Which of the lines below hold the word "complications"? Pull each of them out.
──────── INFORMATION
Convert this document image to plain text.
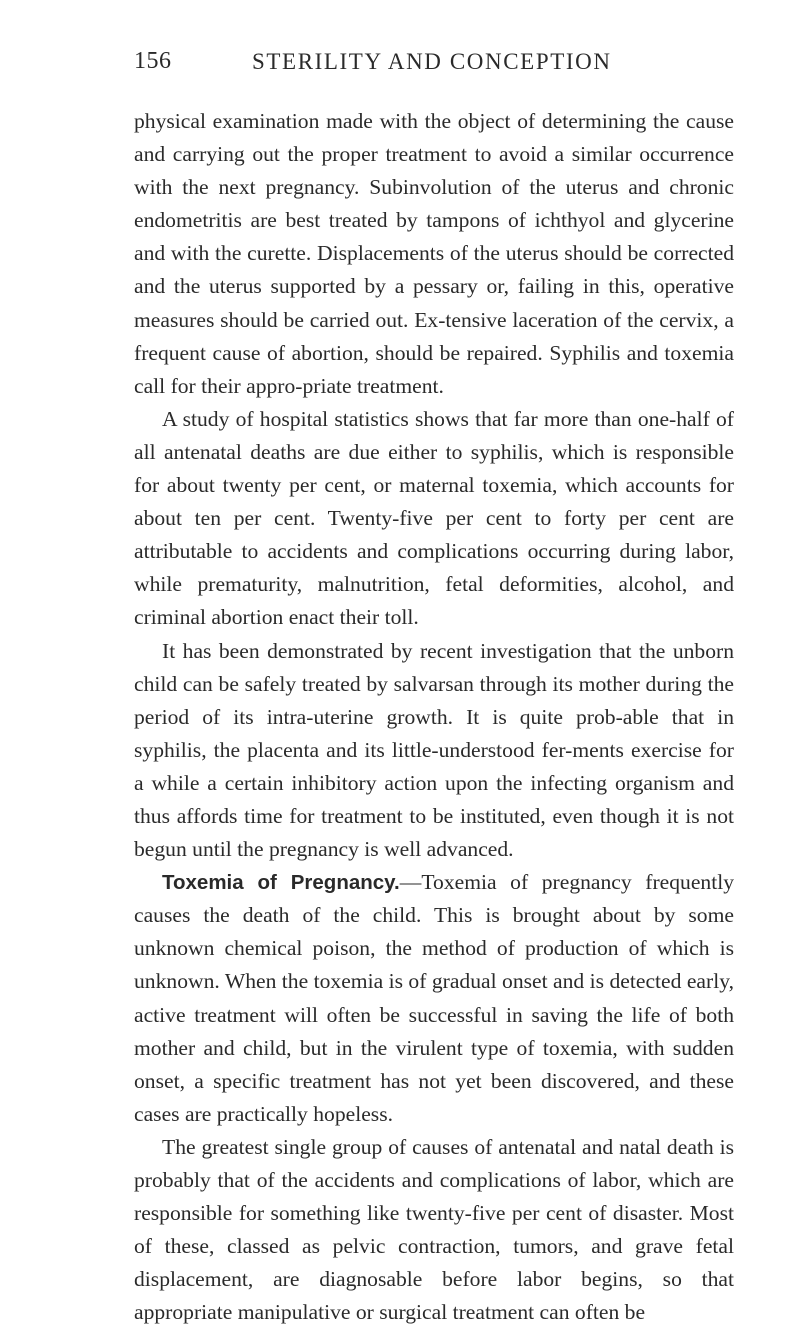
156	STERILITY AND CONCEPTION

physical examination made with the object of determining the cause and carrying out the proper treatment to avoid a similar occurrence with the next pregnancy. Subinvolution of the uterus and chronic endometritis are best treated by tampons of ichthyol and glycerine and with the curette. Displacements of the uterus should be corrected and the uterus supported by a pessary or, failing in this, operative measures should be carried out. Ex-tensive laceration of the cervix, a frequent cause of abortion, should be repaired. Syphilis and toxemia call for their appro-priate treatment.

A study of hospital statistics shows that far more than one-half of all antenatal deaths are due either to syphilis, which is responsible for about twenty per cent, or maternal toxemia, which accounts for about ten per cent. Twenty-five per cent to forty per cent are attributable to accidents and complications occurring during labor, while prematurity, malnutrition, fetal deformities, alcohol, and criminal abortion enact their toll.

It has been demonstrated by recent investigation that the unborn child can be safely treated by salvarsan through its mother during the period of its intra-uterine growth. It is quite prob-able that in syphilis, the placenta and its little-understood fer-ments exercise for a while a certain inhibitory action upon the infecting organism and thus affords time for treatment to be instituted, even though it is not begun until the pregnancy is well advanced.

Toxemia of Pregnancy.—Toxemia of pregnancy frequently causes the death of the child. This is brought about by some unknown chemical poison, the method of production of which is unknown. When the toxemia is of gradual onset and is detected early, active treatment will often be successful in saving the life of both mother and child, but in the virulent type of toxemia, with sudden onset, a specific treatment has not yet been discovered, and these cases are practically hopeless.

The greatest single group of causes of antenatal and natal death is probably that of the accidents and complications of labor, which are responsible for something like twenty-five per cent of disaster. Most of these, classed as pelvic contraction, tumors, and grave fetal displacement, are diagnosable before labor begins, so that appropriate manipulative or surgical treatment can often be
────────────────
RESPONSE BELOW:
A study of hospital statistics shows that far more than one-half of all antenatal deaths are due either to syphilis, which is responsible for about twenty per cent, or maternal toxemia, which accounts for about ten per cent. Twenty-five per cent to forty per cent are attributable to accidents and complications occurring during labor, while prematurity, malnutrition, fetal deformities, alcohol, and criminal abortion enact their toll.
The greatest single group of causes of antenatal and natal death is probably that of the accidents and complications of labor, which are responsible for something like twenty-five per cent of disaster. Most of these, classed as pelvic contraction, tumors, and grave fetal displacement, are diagnosable before labor begins, so that appropriate manipulative or surgical treatment can often be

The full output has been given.